(Collected data entries)
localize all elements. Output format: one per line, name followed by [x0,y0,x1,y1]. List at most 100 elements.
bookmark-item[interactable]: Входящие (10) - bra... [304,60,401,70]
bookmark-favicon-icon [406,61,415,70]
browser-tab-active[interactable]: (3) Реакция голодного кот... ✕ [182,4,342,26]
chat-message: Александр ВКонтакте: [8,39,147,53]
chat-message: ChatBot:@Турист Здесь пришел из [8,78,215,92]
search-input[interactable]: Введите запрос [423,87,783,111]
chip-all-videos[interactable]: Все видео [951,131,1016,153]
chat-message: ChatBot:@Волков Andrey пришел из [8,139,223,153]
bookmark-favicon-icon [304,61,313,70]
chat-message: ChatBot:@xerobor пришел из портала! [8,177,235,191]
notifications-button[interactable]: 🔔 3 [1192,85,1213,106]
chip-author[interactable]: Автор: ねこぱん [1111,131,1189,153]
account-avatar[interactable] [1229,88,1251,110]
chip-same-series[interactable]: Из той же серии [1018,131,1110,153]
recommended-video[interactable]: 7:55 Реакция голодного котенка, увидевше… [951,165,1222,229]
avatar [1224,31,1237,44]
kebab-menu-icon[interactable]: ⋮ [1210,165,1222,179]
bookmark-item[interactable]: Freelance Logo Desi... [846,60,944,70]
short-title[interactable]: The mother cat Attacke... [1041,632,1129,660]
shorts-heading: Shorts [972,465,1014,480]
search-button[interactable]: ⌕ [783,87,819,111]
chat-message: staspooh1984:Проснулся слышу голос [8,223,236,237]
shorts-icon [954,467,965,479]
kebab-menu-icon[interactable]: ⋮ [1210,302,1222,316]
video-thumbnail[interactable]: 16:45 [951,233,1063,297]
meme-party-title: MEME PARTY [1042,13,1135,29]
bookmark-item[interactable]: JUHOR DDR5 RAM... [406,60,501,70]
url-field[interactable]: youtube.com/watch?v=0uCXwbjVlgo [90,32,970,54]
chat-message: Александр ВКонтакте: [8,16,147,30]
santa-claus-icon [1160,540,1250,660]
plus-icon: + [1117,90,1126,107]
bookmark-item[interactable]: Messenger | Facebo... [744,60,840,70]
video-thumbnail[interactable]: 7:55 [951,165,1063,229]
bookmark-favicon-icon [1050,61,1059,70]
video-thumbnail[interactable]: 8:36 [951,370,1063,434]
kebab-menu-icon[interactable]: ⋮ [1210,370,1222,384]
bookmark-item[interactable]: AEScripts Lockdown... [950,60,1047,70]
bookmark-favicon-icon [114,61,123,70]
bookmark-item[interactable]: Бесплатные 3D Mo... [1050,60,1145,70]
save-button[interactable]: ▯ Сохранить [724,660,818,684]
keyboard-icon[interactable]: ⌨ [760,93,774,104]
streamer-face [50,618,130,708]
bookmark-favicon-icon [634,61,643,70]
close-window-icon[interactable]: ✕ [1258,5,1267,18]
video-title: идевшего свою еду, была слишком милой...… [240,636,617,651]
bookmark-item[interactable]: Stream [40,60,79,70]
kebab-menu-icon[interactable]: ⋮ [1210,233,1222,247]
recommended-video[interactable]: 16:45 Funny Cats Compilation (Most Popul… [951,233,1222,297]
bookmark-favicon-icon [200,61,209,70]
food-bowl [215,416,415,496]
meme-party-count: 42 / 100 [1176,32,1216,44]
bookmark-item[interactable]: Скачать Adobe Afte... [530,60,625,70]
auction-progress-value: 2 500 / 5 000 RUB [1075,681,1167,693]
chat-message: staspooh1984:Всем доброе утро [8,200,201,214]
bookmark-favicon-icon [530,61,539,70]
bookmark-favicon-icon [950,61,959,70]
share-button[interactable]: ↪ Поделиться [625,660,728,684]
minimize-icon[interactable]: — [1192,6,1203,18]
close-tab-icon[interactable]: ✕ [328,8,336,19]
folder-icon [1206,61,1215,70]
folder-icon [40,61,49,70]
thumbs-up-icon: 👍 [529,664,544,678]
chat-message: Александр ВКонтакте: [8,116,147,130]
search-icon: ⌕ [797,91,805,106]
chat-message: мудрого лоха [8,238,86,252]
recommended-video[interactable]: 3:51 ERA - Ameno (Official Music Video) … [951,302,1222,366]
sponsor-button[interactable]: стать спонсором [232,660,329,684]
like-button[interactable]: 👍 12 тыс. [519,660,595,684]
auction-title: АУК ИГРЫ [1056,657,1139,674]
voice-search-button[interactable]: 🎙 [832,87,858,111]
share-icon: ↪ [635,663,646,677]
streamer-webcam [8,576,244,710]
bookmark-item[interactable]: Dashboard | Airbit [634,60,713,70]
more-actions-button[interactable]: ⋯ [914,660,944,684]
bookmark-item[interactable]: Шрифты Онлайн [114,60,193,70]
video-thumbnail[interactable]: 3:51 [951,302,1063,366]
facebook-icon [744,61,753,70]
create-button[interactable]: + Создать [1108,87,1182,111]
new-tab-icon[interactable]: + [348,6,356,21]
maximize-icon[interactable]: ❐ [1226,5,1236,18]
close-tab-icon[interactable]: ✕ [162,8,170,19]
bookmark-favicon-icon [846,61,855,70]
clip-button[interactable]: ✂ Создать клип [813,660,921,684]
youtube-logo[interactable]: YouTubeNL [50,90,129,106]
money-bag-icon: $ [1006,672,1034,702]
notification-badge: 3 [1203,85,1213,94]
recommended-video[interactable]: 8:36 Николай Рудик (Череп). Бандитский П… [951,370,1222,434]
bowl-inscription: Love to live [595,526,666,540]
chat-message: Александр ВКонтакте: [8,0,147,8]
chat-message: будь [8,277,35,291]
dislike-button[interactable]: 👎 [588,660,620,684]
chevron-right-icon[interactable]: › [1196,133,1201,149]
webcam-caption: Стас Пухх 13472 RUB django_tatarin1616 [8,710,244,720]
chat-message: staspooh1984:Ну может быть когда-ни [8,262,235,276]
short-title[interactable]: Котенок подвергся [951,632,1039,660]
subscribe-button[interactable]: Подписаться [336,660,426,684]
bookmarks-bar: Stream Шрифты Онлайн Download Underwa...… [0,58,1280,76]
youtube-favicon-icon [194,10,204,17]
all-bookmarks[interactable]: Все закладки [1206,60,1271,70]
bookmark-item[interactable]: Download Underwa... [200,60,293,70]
---
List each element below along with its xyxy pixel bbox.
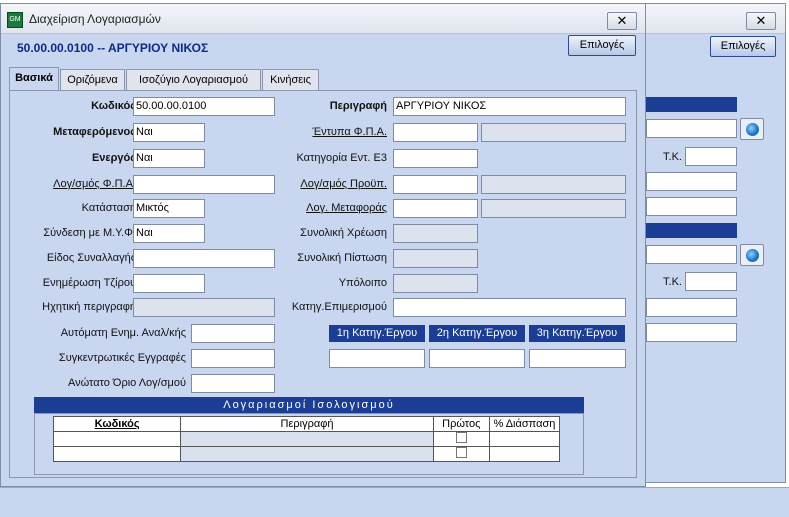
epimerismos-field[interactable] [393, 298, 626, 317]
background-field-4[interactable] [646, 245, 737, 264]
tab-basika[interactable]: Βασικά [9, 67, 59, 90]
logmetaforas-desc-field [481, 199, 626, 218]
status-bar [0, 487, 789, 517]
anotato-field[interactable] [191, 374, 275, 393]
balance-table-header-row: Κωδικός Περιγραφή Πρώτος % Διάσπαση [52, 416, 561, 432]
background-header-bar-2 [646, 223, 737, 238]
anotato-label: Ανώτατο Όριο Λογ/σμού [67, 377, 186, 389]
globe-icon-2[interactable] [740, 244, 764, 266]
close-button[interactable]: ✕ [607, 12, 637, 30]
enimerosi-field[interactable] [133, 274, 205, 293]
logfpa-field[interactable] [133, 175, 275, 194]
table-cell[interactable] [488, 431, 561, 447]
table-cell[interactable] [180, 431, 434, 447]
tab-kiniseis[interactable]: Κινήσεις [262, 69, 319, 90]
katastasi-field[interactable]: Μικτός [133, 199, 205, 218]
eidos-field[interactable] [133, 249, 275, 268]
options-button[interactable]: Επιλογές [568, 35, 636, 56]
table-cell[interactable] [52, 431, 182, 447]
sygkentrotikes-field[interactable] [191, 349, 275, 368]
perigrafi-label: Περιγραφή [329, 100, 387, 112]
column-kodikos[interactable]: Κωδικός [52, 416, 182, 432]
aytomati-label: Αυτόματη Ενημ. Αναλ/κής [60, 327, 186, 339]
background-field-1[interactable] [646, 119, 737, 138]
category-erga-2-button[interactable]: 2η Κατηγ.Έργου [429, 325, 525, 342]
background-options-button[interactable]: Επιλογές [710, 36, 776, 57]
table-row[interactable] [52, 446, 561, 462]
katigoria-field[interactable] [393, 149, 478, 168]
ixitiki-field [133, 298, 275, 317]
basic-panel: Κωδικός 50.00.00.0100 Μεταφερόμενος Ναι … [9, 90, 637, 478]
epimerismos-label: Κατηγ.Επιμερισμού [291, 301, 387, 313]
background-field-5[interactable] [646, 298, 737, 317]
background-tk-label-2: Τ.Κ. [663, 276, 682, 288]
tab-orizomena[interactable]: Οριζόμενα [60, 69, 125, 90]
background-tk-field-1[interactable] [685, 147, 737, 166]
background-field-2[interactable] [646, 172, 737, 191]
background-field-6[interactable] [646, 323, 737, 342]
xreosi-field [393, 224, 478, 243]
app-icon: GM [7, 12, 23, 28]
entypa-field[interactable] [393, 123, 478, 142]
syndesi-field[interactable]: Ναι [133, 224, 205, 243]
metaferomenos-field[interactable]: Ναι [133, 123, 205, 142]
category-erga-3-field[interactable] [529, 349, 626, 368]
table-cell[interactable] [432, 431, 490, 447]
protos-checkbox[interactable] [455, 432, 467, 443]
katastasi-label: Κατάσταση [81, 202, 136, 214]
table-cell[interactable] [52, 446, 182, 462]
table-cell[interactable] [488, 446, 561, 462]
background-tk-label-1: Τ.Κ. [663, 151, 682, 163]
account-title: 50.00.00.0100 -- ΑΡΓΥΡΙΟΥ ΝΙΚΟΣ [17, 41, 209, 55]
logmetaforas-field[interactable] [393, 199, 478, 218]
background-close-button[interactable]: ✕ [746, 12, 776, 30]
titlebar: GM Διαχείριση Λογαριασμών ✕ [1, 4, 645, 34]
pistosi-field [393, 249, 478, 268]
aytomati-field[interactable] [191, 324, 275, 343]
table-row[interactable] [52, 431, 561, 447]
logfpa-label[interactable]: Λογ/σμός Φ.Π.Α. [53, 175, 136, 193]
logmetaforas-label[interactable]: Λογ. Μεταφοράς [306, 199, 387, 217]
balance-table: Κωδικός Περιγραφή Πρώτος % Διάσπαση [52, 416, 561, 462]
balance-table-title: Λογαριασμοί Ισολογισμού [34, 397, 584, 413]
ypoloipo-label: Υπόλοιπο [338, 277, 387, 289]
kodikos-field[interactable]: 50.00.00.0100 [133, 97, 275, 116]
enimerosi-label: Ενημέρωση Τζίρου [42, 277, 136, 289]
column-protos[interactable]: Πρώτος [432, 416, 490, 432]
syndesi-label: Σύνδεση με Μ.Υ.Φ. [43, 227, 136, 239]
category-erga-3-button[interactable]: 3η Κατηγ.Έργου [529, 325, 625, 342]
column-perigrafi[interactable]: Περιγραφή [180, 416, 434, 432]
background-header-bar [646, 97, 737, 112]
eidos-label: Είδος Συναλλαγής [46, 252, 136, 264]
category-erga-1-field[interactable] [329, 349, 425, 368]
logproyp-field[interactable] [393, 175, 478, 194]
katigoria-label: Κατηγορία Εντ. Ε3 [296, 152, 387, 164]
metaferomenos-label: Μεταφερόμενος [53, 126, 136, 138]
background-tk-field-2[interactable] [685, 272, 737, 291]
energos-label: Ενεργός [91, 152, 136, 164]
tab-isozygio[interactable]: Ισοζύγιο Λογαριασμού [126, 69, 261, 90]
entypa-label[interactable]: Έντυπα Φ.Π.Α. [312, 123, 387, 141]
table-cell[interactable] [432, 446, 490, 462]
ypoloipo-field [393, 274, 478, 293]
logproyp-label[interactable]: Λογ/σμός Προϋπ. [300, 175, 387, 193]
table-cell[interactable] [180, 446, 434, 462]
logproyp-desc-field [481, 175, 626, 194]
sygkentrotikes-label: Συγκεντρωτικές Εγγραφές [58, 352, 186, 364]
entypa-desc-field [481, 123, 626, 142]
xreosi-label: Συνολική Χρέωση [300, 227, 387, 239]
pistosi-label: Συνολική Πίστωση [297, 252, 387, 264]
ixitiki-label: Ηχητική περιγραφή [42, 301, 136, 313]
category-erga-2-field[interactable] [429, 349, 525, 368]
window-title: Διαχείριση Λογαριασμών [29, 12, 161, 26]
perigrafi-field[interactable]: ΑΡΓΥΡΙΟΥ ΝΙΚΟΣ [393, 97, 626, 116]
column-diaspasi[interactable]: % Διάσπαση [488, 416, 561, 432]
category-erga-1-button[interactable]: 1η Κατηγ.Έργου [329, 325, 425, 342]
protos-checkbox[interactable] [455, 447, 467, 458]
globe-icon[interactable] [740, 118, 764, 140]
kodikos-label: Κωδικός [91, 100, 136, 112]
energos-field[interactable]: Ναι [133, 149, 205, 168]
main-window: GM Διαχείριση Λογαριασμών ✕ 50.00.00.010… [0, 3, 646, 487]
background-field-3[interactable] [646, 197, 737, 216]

## Problem details
Write out the lines from the one with "localize all elements." to the one with "bookmark-favicon-icon [406,61,415,70]" as a numbered list, skipping any blank lines.

## Completed task
1. localize all elements. Output format: one per line, name followed by [x0,y0,x1,y1]. List at most 100 elements.
2. bookmark-item[interactable]: Входящие (10) - bra... [304,60,401,70]
3. bookmark-favicon-icon [406,61,415,70]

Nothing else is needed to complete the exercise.